(Dataset entries)
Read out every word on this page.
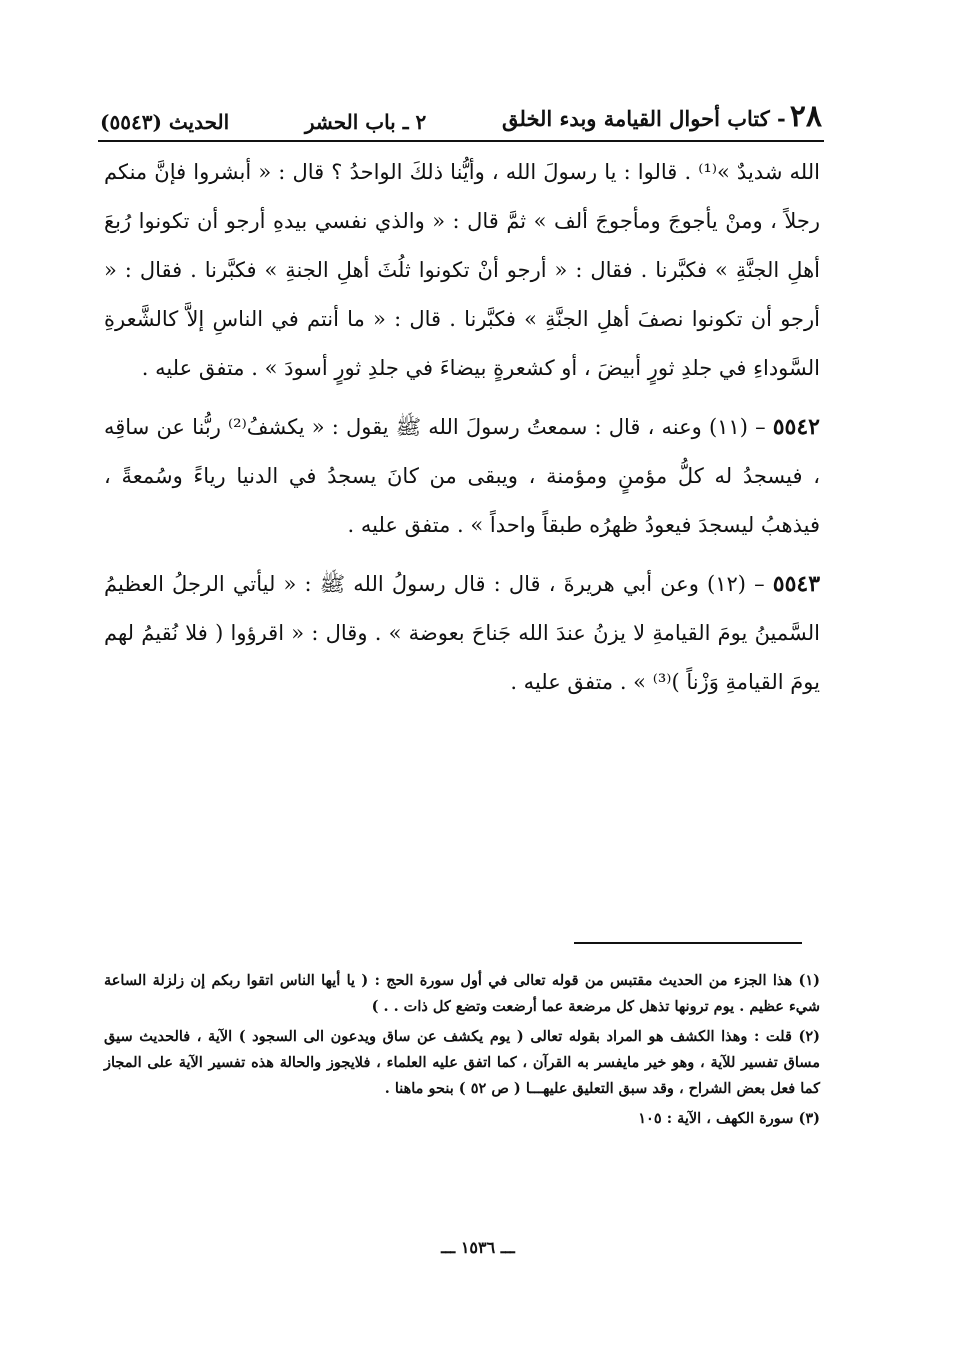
٢٨- كتاب أحوال القيامة وبدء الخلق
٢ ـ باب الحشر
الحديث (٥٥٤٣)

الله شديدٌ »⁽¹⁾ . قالوا : يا رسولَ الله ، وأيُّنا ذلكَ الواحدُ ؟ قال : « أبشروا فإنَّ منكم رجلاً ، ومنْ يأجوجَ ومأجوجَ ألف » ثمَّ قال : « والذي نفسي بيدهِ أرجو أن تكونوا رُبعَ أهلِ الجنَّةِ » فكبَّرنا . فقال : « أرجو أنْ تكونوا ثلُثَ أهلِ الجنةِ » فكبَّرنا . فقال : « أرجو أن تكونوا نصفَ أهلِ الجنَّةِ » فكبَّرنا . قال : « ما أنتم في الناسِ إلاَّ كالشَّعرةِ السَّوداءِ في جلدِ ثورٍ أبيضَ ، أو كشعرةٍ بيضاءَ في جلدِ ثورٍ أسودَ » . متفق عليه .

٥٥٤٢ – (١١) وعنه ، قال : سمعتُ رسولَ الله ﷺ يقول : « يكشفُ⁽²⁾ ربُّنا عن ساقِه ، فيسجدُ له كلُّ مؤمنٍ ومؤمنة ، ويبقى من كانَ يسجدُ في الدنيا رياءً وسُمعةً ، فيذهبُ ليسجدَ فيعودُ ظهرُه طبقاً واحداً » . متفق عليه .

٥٥٤٣ – (١٢) وعن أبي هريرةَ ، قال : قال رسولُ الله ﷺ : « ليأتي الرجلُ العظيمُ السَّمينُ يومَ القيامةِ لا يزنُ عندَ الله جَناحَ بعوضة » . وقال : « اقرؤوا ( فلا نُقيمُ لهم يومَ القيامةِ وَزْناً )⁽³⁾ » . متفق عليه .

(١) هذا الجزء من الحديث مقتبس من قوله تعالى في أول سورة الحج : ( يا أيها الناس اتقوا ربكم إن زلزلة الساعة شيء عظيم . يوم ترونها تذهل كل مرضعة عما أرضعت وتضع كل ذات . . )

(٢) قلت : وهذا الكشف هو المراد بقوله تعالى ( يوم يكشف عن ساق ويدعون الى السجود ) الآية ، فالحديث سيق مساق تفسير للآية ، وهو خير مايفسر به القرآن ، كما اتفق عليه العلماء ، فلايجوز والحالة هذه تفسير الآية على المجاز كما فعل بعض الشراح ، وقد سبق التعليق عليهـــا ( ص ٥٢ ) بنحو ماهنا .

(٣) سورة الكهف ، الآية : ١٠٥

ـــ ١٥٣٦ ـــ
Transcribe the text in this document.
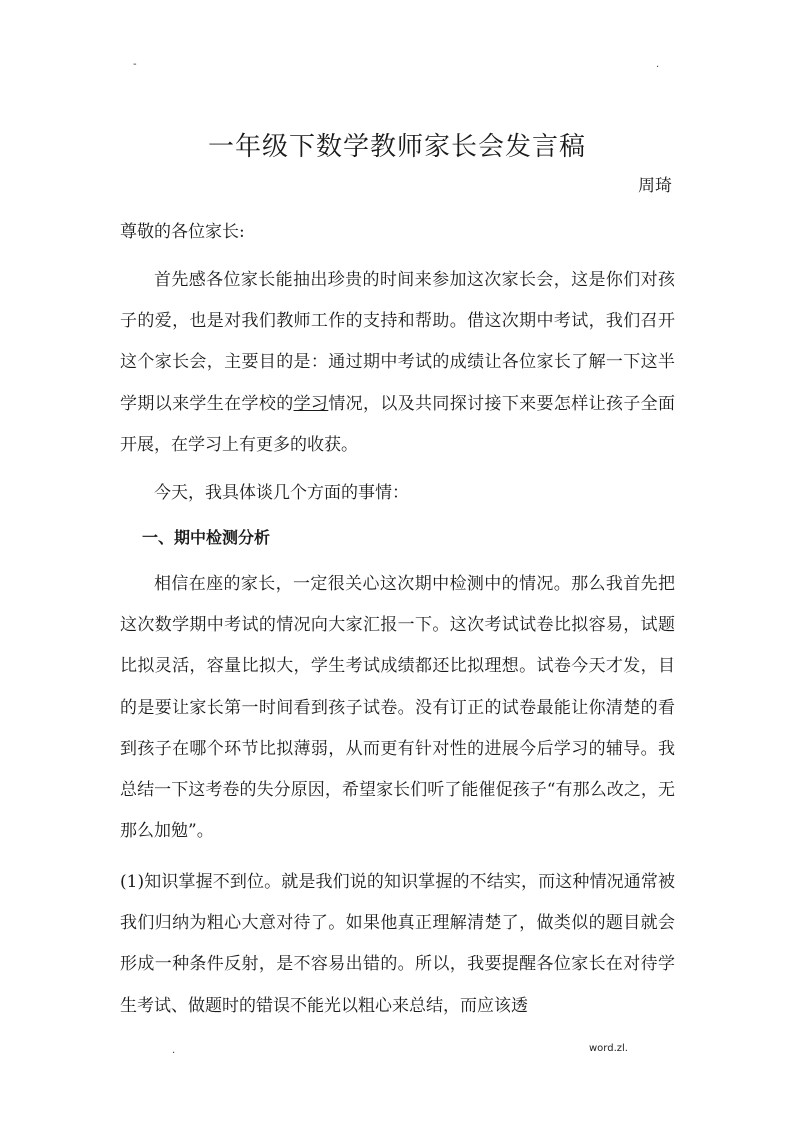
-	.
一年级下数学教师家长会发言稿
周琦
尊敬的各位家长:

首先感各位家长能抽出珍贵的时间来参加这次家长会，这是你们对孩子的爱，也是对我们教师工作的支持和帮助。借这次期中考试，我们召开这个家长会，主要目的是：通过期中考试的成绩让各位家长了解一下这半学期以来学生在学校的学习情况，以及共同探讨接下来要怎样让孩子全面开展，在学习上有更多的收获。

今天，我具体谈几个方面的事情：

一、期中检测分析

相信在座的家长，一定很关心这次期中检测中的情况。那么我首先把这次数学期中考试的情况向大家汇报一下。这次考试试卷比拟容易，试题比拟灵活，容量比拟大，学生考试成绩都还比拟理想。试卷今天才发，目的是要让家长第一时间看到孩子试卷。没有订正的试卷最能让你清楚的看到孩子在哪个环节比拟薄弱，从而更有针对性的进展今后学习的辅导。我总结一下这考卷的失分原因，希望家长们听了能催促孩子“有那么改之，无那么加勉”。

(1)知识掌握不到位。就是我们说的知识掌握的不结实，而这种情况通常被我们归纳为粗心大意对待了。如果他真正理解清楚了，做类似的题目就会形成一种条件反射，是不容易出错的。所以，我要提醒各位家长在对待学生考试、做题时的错误不能光以粗心来总结，而应该透

.	word.zl.
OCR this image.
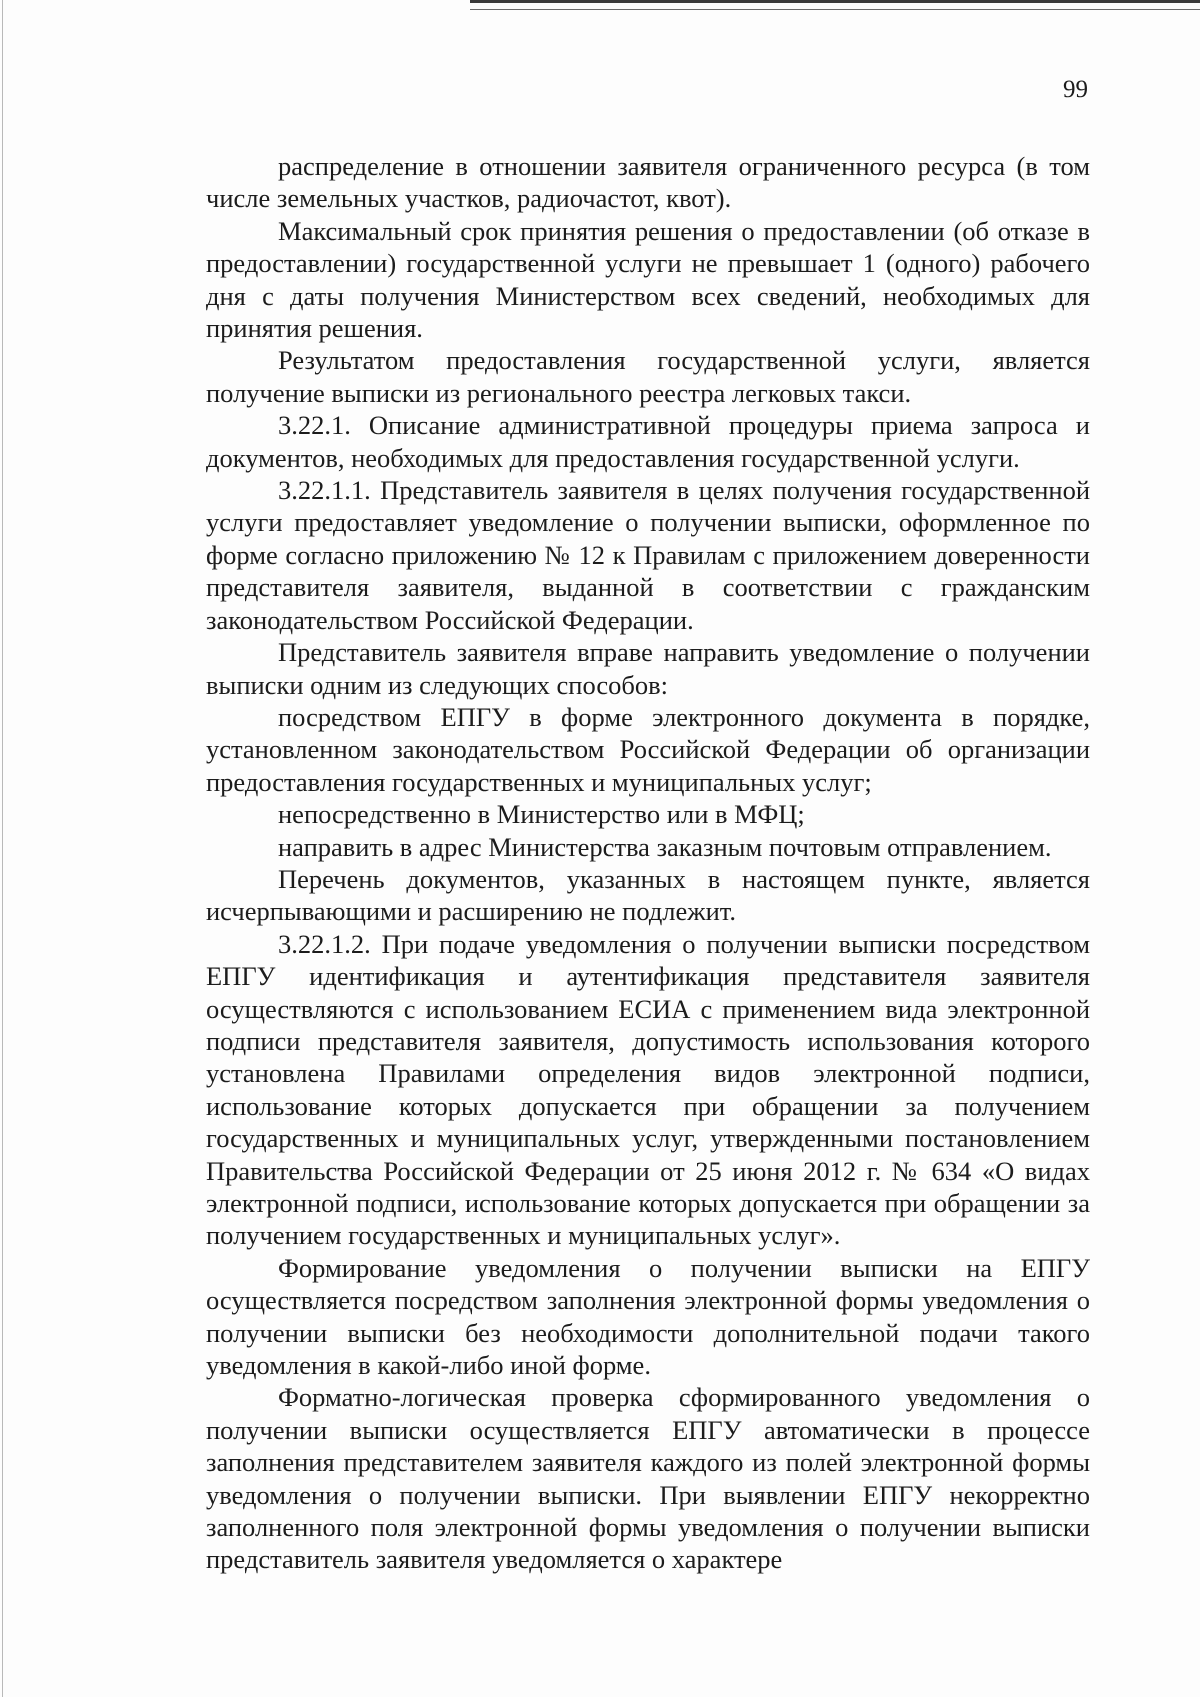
99

распределение в отношении заявителя ограниченного ресурса (в том числе земельных участков, радиочастот, квот).

Максимальный срок принятия решения о предоставлении (об отказе в предоставлении) государственной услуги не превышает 1 (одного) рабочего дня с даты получения Министерством всех сведений, необходимых для принятия решения.

Результатом предоставления государственной услуги, является получение выписки из регионального реестра легковых такси.

3.22.1. Описание административной процедуры приема запроса и документов, необходимых для предоставления государственной услуги.

3.22.1.1. Представитель заявителя в целях получения государственной услуги предоставляет уведомление о получении выписки, оформленное по форме согласно приложению № 12 к Правилам с приложением доверенности представителя заявителя, выданной в соответствии с гражданским законодательством Российской Федерации.

Представитель заявителя вправе направить уведомление о получении выписки одним из следующих способов:

посредством ЕПГУ в форме электронного документа в порядке, установленном законодательством Российской Федерации об организации предоставления государственных и муниципальных услуг;

непосредственно в Министерство или в МФЦ;

направить в адрес Министерства заказным почтовым отправлением.

Перечень документов, указанных в настоящем пункте, является исчерпывающими и расширению не подлежит.

3.22.1.2. При подаче уведомления о получении выписки посредством ЕПГУ идентификация и аутентификация представителя заявителя осуществляются с использованием ЕСИА с применением вида электронной подписи представителя заявителя, допустимость использования которого установлена Правилами определения видов электронной подписи, использование которых допускается при обращении за получением государственных и муниципальных услуг, утвержденными постановлением Правительства Российской Федерации от 25 июня 2012 г. № 634 «О видах электронной подписи, использование которых допускается при обращении за получением государственных и муниципальных услуг».

Формирование уведомления о получении выписки на ЕПГУ осуществляется посредством заполнения электронной формы уведомления о получении выписки без необходимости дополнительной подачи такого уведомления в какой-либо иной форме.

Форматно-логическая проверка сформированного уведомления о получении выписки осуществляется ЕПГУ автоматически в процессе заполнения представителем заявителя каждого из полей электронной формы уведомления о получении выписки. При выявлении ЕПГУ некорректно заполненного поля электронной формы уведомления о получении выписки представитель заявителя уведомляется о характере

[Work to be completed]:
Count the lines of the data that include the string "форме", and give only that number.

[Solution to the exercise]:
3